— BEGIN GIVEN RECORDS —

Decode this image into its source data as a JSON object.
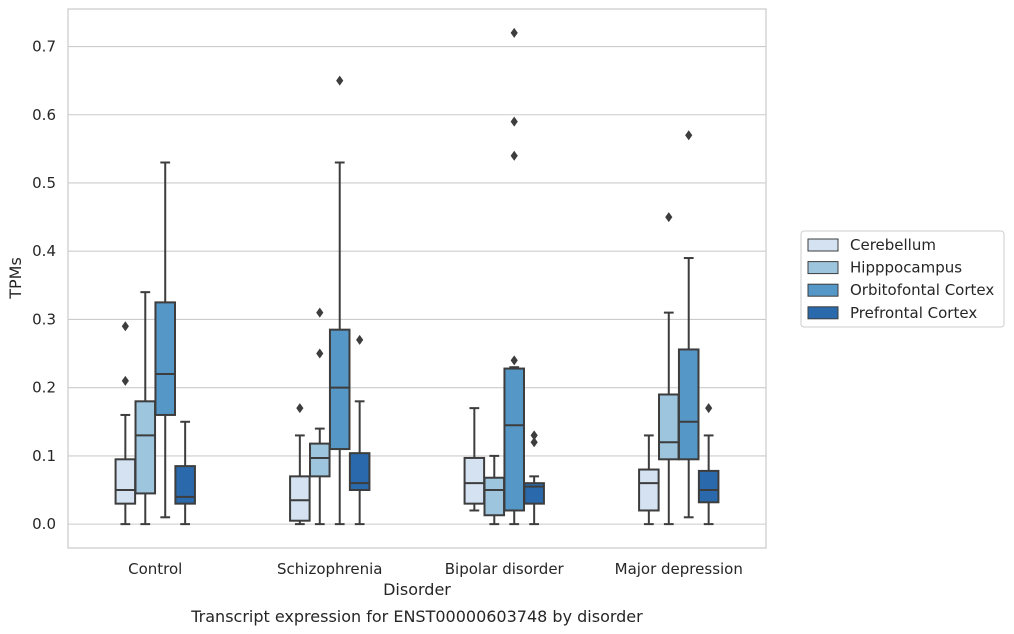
{
  "chart_data": {
    "type": "boxplot",
    "caption": "Transcript expression for ENST00000603748 by disorder",
    "xlabel": "Disorder",
    "ylabel": "TPMs",
    "ylim": [
      -0.035,
      0.755
    ],
    "yticks": [
      0.0,
      0.1,
      0.2,
      0.3,
      0.4,
      0.5,
      0.6,
      0.7
    ],
    "ytick_labels": [
      "0.0",
      "0.1",
      "0.2",
      "0.3",
      "0.4",
      "0.5",
      "0.6",
      "0.7"
    ],
    "grid": "horizontal",
    "legend_position": "right",
    "categories": [
      "Control",
      "Schizophrenia",
      "Bipolar disorder",
      "Major depression"
    ],
    "series": [
      {
        "name": "Cerebellum",
        "color": "#d4e2f1",
        "boxes": [
          {
            "whislo": 0.0,
            "q1": 0.03,
            "median": 0.05,
            "q3": 0.095,
            "whishi": 0.16,
            "fliers": [
              0.21,
              0.29
            ]
          },
          {
            "whislo": 0.0,
            "q1": 0.005,
            "median": 0.035,
            "q3": 0.07,
            "whishi": 0.13,
            "fliers": [
              0.17
            ]
          },
          {
            "whislo": 0.02,
            "q1": 0.03,
            "median": 0.06,
            "q3": 0.097,
            "whishi": 0.17,
            "fliers": []
          },
          {
            "whislo": 0.0,
            "q1": 0.02,
            "median": 0.06,
            "q3": 0.08,
            "whishi": 0.13,
            "fliers": []
          }
        ]
      },
      {
        "name": "Hipppocampus",
        "color": "#9dc5de",
        "boxes": [
          {
            "whislo": 0.0,
            "q1": 0.045,
            "median": 0.13,
            "q3": 0.18,
            "whishi": 0.34,
            "fliers": []
          },
          {
            "whislo": 0.0,
            "q1": 0.07,
            "median": 0.097,
            "q3": 0.118,
            "whishi": 0.14,
            "fliers": [
              0.25,
              0.31
            ]
          },
          {
            "whislo": 0.0,
            "q1": 0.013,
            "median": 0.05,
            "q3": 0.068,
            "whishi": 0.1,
            "fliers": []
          },
          {
            "whislo": 0.0,
            "q1": 0.095,
            "median": 0.12,
            "q3": 0.19,
            "whishi": 0.31,
            "fliers": [
              0.45
            ]
          }
        ]
      },
      {
        "name": "Orbitofontal Cortex",
        "color": "#5597c6",
        "boxes": [
          {
            "whislo": 0.01,
            "q1": 0.16,
            "median": 0.22,
            "q3": 0.325,
            "whishi": 0.53,
            "fliers": []
          },
          {
            "whislo": 0.0,
            "q1": 0.11,
            "median": 0.2,
            "q3": 0.285,
            "whishi": 0.53,
            "fliers": [
              0.65
            ]
          },
          {
            "whislo": 0.0,
            "q1": 0.02,
            "median": 0.145,
            "q3": 0.228,
            "whishi": 0.23,
            "fliers": [
              0.24,
              0.54,
              0.59,
              0.72
            ]
          },
          {
            "whislo": 0.01,
            "q1": 0.095,
            "median": 0.15,
            "q3": 0.256,
            "whishi": 0.39,
            "fliers": [
              0.57
            ]
          }
        ]
      },
      {
        "name": "Prefrontal Cortex",
        "color": "#2a6aac",
        "boxes": [
          {
            "whislo": 0.0,
            "q1": 0.03,
            "median": 0.04,
            "q3": 0.085,
            "whishi": 0.15,
            "fliers": []
          },
          {
            "whislo": 0.0,
            "q1": 0.05,
            "median": 0.06,
            "q3": 0.104,
            "whishi": 0.18,
            "fliers": [
              0.27
            ]
          },
          {
            "whislo": 0.0,
            "q1": 0.03,
            "median": 0.055,
            "q3": 0.06,
            "whishi": 0.07,
            "fliers": [
              0.12,
              0.13
            ]
          },
          {
            "whislo": 0.0,
            "q1": 0.032,
            "median": 0.05,
            "q3": 0.078,
            "whishi": 0.13,
            "fliers": [
              0.17
            ]
          }
        ]
      }
    ]
  }
}
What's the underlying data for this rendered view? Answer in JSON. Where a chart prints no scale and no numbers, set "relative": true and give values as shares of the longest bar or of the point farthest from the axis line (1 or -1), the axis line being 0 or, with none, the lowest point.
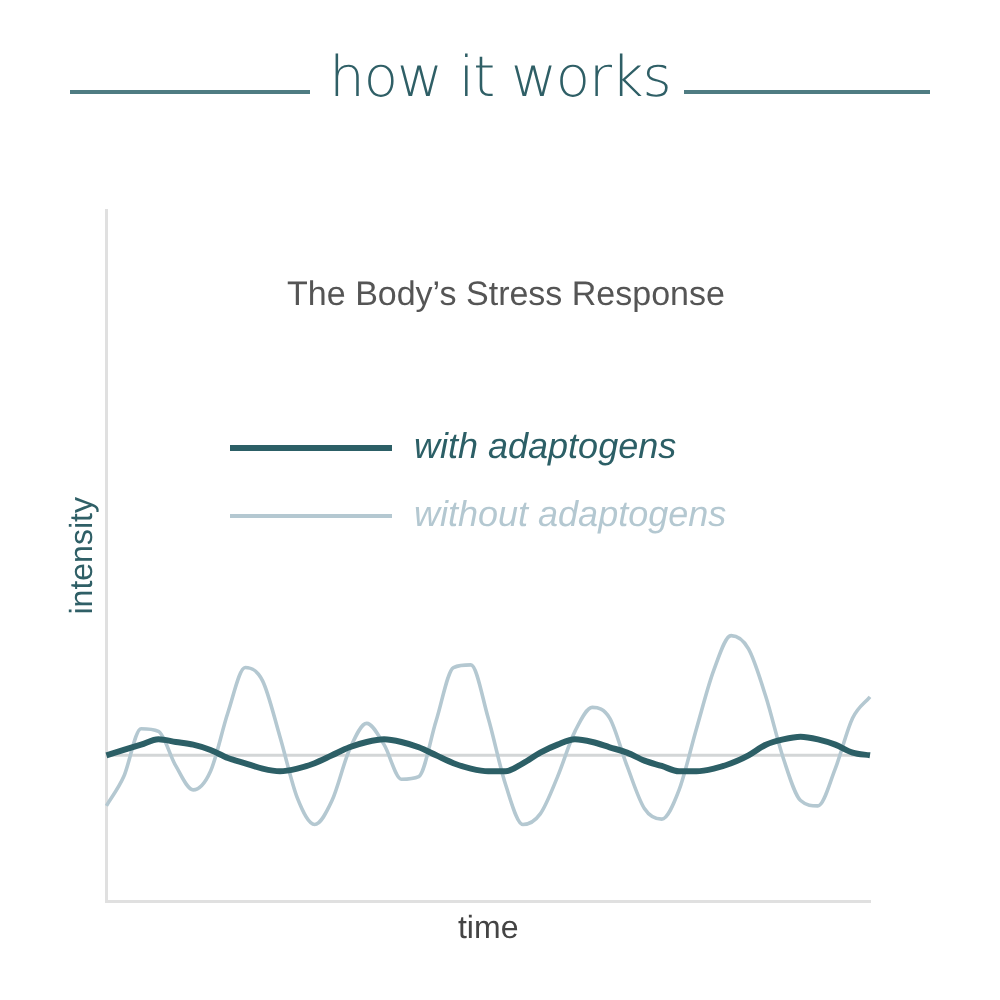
{
  "chart_data": {
    "type": "line",
    "title": "how it works",
    "subtitle": "The Body’s Stress Response",
    "xlabel": "time",
    "ylabel": "intensity",
    "relative": true,
    "legend": "top",
    "categories": [
      null,
      null,
      null,
      null,
      null,
      null,
      null,
      null,
      null,
      null,
      null,
      null,
      null,
      null,
      null,
      null,
      null,
      null,
      null,
      null,
      null,
      null,
      null,
      null,
      null,
      null,
      null,
      null,
      null,
      null,
      null,
      null,
      null,
      null,
      null,
      null,
      null,
      null,
      null,
      null,
      null,
      null,
      null,
      null,
      null
    ],
    "series": [
      {
        "name": "with adaptogens",
        "color": "#2c5f66",
        "values": [
          0.55,
          0.57,
          0.59,
          0.61,
          0.6,
          0.59,
          0.57,
          0.54,
          0.52,
          0.5,
          0.49,
          0.5,
          0.52,
          0.55,
          0.58,
          0.6,
          0.61,
          0.6,
          0.58,
          0.55,
          0.52,
          0.5,
          0.49,
          0.49,
          0.52,
          0.56,
          0.59,
          0.61,
          0.6,
          0.58,
          0.56,
          0.53,
          0.51,
          0.49,
          0.49,
          0.5,
          0.52,
          0.55,
          0.59,
          0.61,
          0.62,
          0.61,
          0.59,
          0.56,
          0.55
        ]
      },
      {
        "name": "without adaptogens",
        "color": "#b4c8d1",
        "values": [
          0.36,
          0.47,
          0.65,
          0.64,
          0.51,
          0.42,
          0.49,
          0.71,
          0.88,
          0.83,
          0.62,
          0.39,
          0.29,
          0.38,
          0.57,
          0.67,
          0.59,
          0.46,
          0.47,
          0.68,
          0.88,
          0.89,
          0.69,
          0.44,
          0.29,
          0.33,
          0.47,
          0.64,
          0.73,
          0.69,
          0.51,
          0.35,
          0.31,
          0.42,
          0.65,
          0.87,
          1.0,
          0.95,
          0.77,
          0.54,
          0.38,
          0.36,
          0.5,
          0.69,
          0.77
        ]
      }
    ],
    "ref_lines": [
      {
        "axis": "y",
        "value": 0.55,
        "color": "#d3d6d7"
      }
    ]
  }
}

— END GIVEN RECORDS —

WORK TO COMPLETE: Without including any pictures, print each record exactly.

SOLUTION TO THIS PROBLEM:
Decode this image into its source data as a JSON object.
{
  "chart_data": {
    "type": "boxplot",
    "caption": "Transcript expression for ENST00000603748 by disorder",
    "xlabel": "Disorder",
    "ylabel": "TPMs",
    "ylim": [
      -0.035,
      0.755
    ],
    "yticks": [
      0.0,
      0.1,
      0.2,
      0.3,
      0.4,
      0.5,
      0.6,
      0.7
    ],
    "ytick_labels": [
      "0.0",
      "0.1",
      "0.2",
      "0.3",
      "0.4",
      "0.5",
      "0.6",
      "0.7"
    ],
    "grid": "horizontal",
    "legend_position": "right",
    "categories": [
      "Control",
      "Schizophrenia",
      "Bipolar disorder",
      "Major depression"
    ],
    "series": [
      {
        "name": "Cerebellum",
        "color": "#d4e2f1",
        "boxes": [
          {
            "whislo": 0.0,
            "q1": 0.03,
            "median": 0.05,
            "q3": 0.095,
            "whishi": 0.16,
            "fliers": [
              0.21,
              0.29
            ]
          },
          {
            "whislo": 0.0,
            "q1": 0.005,
            "median": 0.035,
            "q3": 0.07,
            "whishi": 0.13,
            "fliers": [
              0.17
            ]
          },
          {
            "whislo": 0.02,
            "q1": 0.03,
            "median": 0.06,
            "q3": 0.097,
            "whishi": 0.17,
            "fliers": []
          },
          {
            "whislo": 0.0,
            "q1": 0.02,
            "median": 0.06,
            "q3": 0.08,
            "whishi": 0.13,
            "fliers": []
          }
        ]
      },
      {
        "name": "Hipppocampus",
        "color": "#9dc5de",
        "boxes": [
          {
            "whislo": 0.0,
            "q1": 0.045,
            "median": 0.13,
            "q3": 0.18,
            "whishi": 0.34,
            "fliers": []
          },
          {
            "whislo": 0.0,
            "q1": 0.07,
            "median": 0.097,
            "q3": 0.118,
            "whishi": 0.14,
            "fliers": [
              0.25,
              0.31
            ]
          },
          {
            "whislo": 0.0,
            "q1": 0.013,
            "median": 0.05,
            "q3": 0.068,
            "whishi": 0.1,
            "fliers": []
          },
          {
            "whislo": 0.0,
            "q1": 0.095,
            "median": 0.12,
            "q3": 0.19,
            "whishi": 0.31,
            "fliers": [
              0.45
            ]
          }
        ]
      },
      {
        "name": "Orbitofontal Cortex",
        "color": "#5597c6",
        "boxes": [
          {
            "whislo": 0.01,
            "q1": 0.16,
            "median": 0.22,
            "q3": 0.325,
            "whishi": 0.53,
            "fliers": []
          },
          {
            "whislo": 0.0,
            "q1": 0.11,
            "median": 0.2,
            "q3": 0.285,
            "whishi": 0.53,
            "fliers": [
              0.65
            ]
          },
          {
            "whislo": 0.0,
            "q1": 0.02,
            "median": 0.145,
            "q3": 0.228,
            "whishi": 0.23,
            "fliers": [
              0.24,
              0.54,
              0.59,
              0.72
            ]
          },
          {
            "whislo": 0.01,
            "q1": 0.095,
            "median": 0.15,
            "q3": 0.256,
            "whishi": 0.39,
            "fliers": [
              0.57
            ]
          }
        ]
      },
      {
        "name": "Prefrontal Cortex",
        "color": "#2a6aac",
        "boxes": [
          {
            "whislo": 0.0,
            "q1": 0.03,
            "median": 0.04,
            "q3": 0.085,
            "whishi": 0.15,
            "fliers": []
          },
          {
            "whislo": 0.0,
            "q1": 0.05,
            "median": 0.06,
            "q3": 0.104,
            "whishi": 0.18,
            "fliers": [
              0.27
            ]
          },
          {
            "whislo": 0.0,
            "q1": 0.03,
            "median": 0.055,
            "q3": 0.06,
            "whishi": 0.07,
            "fliers": [
              0.12,
              0.13
            ]
          },
          {
            "whislo": 0.0,
            "q1": 0.032,
            "median": 0.05,
            "q3": 0.078,
            "whishi": 0.13,
            "fliers": [
              0.17
            ]
          }
        ]
      }
    ]
  }
}
What's the underlying data for this rendered view? Answer in JSON. Where a chart prints no scale and no numbers, set "relative": true and give values as shares of the longest bar or of the point farthest from the axis line (1 or -1), the axis line being 0 or, with none, the lowest point.
{
  "chart_data": {
    "type": "line",
    "title": "how it works",
    "subtitle": "The Body’s Stress Response",
    "xlabel": "time",
    "ylabel": "intensity",
    "relative": true,
    "legend": "top",
    "categories": [
      null,
      null,
      null,
      null,
      null,
      null,
      null,
      null,
      null,
      null,
      null,
      null,
      null,
      null,
      null,
      null,
      null,
      null,
      null,
      null,
      null,
      null,
      null,
      null,
      null,
      null,
      null,
      null,
      null,
      null,
      null,
      null,
      null,
      null,
      null,
      null,
      null,
      null,
      null,
      null,
      null,
      null,
      null,
      null,
      null
    ],
    "series": [
      {
        "name": "with adaptogens",
        "color": "#2c5f66",
        "values": [
          0.55,
          0.57,
          0.59,
          0.61,
          0.6,
          0.59,
          0.57,
          0.54,
          0.52,
          0.5,
          0.49,
          0.5,
          0.52,
          0.55,
          0.58,
          0.6,
          0.61,
          0.6,
          0.58,
          0.55,
          0.52,
          0.5,
          0.49,
          0.49,
          0.52,
          0.56,
          0.59,
          0.61,
          0.6,
          0.58,
          0.56,
          0.53,
          0.51,
          0.49,
          0.49,
          0.5,
          0.52,
          0.55,
          0.59,
          0.61,
          0.62,
          0.61,
          0.59,
          0.56,
          0.55
        ]
      },
      {
        "name": "without adaptogens",
        "color": "#b4c8d1",
        "values": [
          0.36,
          0.47,
          0.65,
          0.64,
          0.51,
          0.42,
          0.49,
          0.71,
          0.88,
          0.83,
          0.62,
          0.39,
          0.29,
          0.38,
          0.57,
          0.67,
          0.59,
          0.46,
          0.47,
          0.68,
          0.88,
          0.89,
          0.69,
          0.44,
          0.29,
          0.33,
          0.47,
          0.64,
          0.73,
          0.69,
          0.51,
          0.35,
          0.31,
          0.42,
          0.65,
          0.87,
          1.0,
          0.95,
          0.77,
          0.54,
          0.38,
          0.36,
          0.5,
          0.69,
          0.77
        ]
      }
    ],
    "ref_lines": [
      {
        "axis": "y",
        "value": 0.55,
        "color": "#d3d6d7"
      }
    ]
  }
}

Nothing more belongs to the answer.